■ Stated exercise ■
Search the material below for the word "sessio". Copy every line that has it.

Data records
========================================
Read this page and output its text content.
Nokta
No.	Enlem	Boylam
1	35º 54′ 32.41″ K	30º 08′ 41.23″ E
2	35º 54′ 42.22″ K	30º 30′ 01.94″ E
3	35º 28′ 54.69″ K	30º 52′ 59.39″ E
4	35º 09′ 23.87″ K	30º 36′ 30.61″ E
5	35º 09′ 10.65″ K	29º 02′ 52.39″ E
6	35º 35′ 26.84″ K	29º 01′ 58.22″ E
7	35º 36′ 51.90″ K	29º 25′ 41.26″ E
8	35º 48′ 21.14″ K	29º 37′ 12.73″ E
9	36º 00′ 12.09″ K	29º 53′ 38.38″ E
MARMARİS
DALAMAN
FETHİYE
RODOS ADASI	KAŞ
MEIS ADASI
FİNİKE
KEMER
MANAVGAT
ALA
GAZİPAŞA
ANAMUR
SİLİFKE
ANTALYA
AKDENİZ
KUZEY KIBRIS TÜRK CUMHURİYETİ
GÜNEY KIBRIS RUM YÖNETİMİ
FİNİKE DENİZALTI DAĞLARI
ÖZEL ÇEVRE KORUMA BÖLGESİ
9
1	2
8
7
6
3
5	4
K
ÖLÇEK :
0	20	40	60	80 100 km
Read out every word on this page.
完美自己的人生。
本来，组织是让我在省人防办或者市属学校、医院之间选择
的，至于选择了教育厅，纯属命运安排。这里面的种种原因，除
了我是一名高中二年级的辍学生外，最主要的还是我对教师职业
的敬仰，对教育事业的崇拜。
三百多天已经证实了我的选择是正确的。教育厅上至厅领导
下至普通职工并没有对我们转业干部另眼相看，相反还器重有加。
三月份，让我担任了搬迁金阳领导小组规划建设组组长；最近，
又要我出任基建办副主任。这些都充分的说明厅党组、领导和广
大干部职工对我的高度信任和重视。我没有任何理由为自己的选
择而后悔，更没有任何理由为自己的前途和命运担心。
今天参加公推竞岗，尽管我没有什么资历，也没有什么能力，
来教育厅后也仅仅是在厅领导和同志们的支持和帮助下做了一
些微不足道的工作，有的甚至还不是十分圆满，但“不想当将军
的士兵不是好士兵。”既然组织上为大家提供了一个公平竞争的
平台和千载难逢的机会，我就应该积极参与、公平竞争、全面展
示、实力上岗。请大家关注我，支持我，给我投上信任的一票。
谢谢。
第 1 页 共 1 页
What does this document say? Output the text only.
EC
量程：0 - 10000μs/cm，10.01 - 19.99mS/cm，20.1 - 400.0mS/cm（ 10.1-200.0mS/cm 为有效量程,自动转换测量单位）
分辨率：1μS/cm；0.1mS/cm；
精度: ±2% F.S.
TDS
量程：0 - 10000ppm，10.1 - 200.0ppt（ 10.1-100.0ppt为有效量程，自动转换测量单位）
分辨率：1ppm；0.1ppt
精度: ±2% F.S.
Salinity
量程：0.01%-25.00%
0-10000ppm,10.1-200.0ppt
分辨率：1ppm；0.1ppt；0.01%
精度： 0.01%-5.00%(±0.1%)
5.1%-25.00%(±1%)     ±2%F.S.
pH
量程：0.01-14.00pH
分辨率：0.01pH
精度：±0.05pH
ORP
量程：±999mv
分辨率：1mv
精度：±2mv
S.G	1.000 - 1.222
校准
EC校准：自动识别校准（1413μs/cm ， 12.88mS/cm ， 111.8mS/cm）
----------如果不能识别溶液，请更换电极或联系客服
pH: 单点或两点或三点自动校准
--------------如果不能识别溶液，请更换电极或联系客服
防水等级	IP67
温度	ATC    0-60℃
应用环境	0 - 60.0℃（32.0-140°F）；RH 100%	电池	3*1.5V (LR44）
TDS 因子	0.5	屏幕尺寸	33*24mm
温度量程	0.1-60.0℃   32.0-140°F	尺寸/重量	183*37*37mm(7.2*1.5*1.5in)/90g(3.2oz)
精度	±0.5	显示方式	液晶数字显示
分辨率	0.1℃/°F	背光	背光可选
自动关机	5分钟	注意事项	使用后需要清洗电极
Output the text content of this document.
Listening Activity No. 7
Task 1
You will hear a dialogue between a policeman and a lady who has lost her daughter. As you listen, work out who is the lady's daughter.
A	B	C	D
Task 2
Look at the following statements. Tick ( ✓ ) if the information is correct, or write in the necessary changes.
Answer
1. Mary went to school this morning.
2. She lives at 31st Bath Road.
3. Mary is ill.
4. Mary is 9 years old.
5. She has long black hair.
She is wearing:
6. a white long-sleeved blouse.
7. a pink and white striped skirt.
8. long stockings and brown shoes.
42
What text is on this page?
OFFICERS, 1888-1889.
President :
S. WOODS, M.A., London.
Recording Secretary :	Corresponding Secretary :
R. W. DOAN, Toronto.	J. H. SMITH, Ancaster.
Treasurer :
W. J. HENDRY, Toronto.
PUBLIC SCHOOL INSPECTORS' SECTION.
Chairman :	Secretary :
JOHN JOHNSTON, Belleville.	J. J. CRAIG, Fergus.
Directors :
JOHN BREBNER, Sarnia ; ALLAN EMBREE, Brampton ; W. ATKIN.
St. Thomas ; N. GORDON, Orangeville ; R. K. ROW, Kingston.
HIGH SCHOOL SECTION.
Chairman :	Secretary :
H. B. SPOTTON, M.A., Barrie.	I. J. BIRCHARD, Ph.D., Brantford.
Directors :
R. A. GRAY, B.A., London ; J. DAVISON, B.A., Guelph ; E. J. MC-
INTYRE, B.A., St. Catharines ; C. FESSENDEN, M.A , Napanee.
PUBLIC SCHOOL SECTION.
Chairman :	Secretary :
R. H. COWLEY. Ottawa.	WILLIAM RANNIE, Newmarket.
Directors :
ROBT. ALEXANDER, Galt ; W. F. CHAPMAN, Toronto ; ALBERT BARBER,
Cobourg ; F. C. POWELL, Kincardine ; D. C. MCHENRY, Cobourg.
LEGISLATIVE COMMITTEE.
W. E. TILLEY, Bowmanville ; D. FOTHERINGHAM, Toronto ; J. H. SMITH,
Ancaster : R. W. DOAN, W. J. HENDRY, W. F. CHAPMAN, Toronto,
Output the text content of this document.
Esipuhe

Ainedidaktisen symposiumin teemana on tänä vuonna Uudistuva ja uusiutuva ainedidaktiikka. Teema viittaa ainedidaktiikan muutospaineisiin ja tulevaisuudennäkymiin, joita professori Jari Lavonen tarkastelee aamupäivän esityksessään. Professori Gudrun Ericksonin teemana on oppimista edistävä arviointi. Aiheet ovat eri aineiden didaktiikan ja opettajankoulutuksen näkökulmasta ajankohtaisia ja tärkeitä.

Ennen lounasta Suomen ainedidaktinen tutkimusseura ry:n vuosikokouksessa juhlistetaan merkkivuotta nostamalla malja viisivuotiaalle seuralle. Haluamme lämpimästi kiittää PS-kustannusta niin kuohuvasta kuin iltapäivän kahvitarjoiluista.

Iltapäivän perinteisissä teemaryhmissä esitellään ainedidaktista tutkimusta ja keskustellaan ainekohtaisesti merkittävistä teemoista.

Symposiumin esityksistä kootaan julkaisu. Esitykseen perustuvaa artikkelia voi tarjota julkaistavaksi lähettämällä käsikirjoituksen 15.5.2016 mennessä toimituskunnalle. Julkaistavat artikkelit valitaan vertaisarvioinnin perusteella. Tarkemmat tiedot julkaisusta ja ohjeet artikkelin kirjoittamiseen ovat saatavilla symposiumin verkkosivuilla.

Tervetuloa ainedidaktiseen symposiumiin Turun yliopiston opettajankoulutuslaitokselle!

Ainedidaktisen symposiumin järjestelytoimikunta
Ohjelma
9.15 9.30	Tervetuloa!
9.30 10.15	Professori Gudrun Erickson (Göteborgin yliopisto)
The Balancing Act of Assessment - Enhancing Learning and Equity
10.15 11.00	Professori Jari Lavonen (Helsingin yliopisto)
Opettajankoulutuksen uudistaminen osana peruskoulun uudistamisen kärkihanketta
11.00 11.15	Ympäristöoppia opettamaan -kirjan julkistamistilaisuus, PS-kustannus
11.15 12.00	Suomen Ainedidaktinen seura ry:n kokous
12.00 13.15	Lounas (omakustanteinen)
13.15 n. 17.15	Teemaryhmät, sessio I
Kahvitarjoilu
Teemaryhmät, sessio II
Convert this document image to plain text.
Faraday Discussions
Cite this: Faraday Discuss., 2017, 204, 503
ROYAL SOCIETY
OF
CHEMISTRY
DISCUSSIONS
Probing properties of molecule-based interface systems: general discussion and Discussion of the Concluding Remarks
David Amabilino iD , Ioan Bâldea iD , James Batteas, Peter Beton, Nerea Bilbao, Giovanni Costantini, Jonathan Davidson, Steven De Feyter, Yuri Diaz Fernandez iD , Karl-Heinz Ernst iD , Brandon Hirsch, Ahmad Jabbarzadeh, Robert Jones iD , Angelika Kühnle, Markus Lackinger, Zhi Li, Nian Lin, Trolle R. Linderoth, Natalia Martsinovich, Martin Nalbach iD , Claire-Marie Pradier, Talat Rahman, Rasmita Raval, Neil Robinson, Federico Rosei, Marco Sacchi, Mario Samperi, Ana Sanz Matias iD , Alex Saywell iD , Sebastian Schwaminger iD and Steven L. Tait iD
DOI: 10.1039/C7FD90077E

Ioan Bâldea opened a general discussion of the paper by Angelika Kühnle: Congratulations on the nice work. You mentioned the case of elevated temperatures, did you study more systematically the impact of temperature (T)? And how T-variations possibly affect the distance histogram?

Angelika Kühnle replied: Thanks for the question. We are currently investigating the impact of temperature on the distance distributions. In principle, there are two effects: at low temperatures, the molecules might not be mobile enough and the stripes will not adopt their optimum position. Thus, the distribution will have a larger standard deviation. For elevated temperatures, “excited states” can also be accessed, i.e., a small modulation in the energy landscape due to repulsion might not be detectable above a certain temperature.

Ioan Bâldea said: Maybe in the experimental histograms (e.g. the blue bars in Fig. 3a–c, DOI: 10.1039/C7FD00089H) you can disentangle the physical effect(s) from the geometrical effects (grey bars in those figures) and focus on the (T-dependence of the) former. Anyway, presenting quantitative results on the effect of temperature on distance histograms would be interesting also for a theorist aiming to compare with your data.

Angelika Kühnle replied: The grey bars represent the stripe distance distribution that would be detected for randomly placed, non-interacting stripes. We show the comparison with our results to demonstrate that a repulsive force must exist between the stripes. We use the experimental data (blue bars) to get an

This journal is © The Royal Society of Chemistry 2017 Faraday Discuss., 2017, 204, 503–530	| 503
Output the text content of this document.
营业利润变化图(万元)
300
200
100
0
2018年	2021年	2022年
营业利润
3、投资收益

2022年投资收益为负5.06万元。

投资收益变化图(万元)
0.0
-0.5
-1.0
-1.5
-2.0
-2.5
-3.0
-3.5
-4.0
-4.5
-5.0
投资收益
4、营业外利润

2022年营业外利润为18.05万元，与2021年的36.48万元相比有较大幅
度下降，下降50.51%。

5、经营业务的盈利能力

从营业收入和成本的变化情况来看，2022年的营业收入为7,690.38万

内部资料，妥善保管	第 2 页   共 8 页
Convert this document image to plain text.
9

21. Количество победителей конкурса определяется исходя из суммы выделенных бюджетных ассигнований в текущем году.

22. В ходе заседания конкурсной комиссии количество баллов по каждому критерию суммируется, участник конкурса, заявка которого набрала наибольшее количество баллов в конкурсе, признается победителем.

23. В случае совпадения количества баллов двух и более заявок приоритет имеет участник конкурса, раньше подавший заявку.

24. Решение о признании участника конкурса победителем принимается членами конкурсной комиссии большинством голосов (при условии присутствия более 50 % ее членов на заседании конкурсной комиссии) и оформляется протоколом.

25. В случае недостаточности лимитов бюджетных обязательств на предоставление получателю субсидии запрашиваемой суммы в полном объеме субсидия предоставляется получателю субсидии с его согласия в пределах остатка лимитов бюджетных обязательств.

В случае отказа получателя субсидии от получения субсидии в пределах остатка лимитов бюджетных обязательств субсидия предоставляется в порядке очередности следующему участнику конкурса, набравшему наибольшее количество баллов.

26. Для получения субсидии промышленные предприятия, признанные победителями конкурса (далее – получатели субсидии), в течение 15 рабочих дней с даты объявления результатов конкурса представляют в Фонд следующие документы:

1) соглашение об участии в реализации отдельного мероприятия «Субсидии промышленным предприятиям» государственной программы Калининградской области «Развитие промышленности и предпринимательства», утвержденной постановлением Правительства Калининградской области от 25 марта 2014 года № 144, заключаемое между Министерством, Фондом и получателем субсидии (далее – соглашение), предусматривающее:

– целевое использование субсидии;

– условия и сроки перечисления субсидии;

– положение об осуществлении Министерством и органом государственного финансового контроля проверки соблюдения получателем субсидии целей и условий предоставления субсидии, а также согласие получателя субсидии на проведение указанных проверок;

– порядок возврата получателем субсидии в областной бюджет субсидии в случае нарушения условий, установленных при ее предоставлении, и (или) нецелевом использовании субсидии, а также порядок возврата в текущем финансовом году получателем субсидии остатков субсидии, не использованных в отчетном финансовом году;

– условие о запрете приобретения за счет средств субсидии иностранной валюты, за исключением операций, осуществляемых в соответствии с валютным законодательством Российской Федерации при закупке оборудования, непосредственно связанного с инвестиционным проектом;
========================================
■ Response below ■
13.15 n. 17.15	Teemaryhmät, sessio I
Teemaryhmät, sessio II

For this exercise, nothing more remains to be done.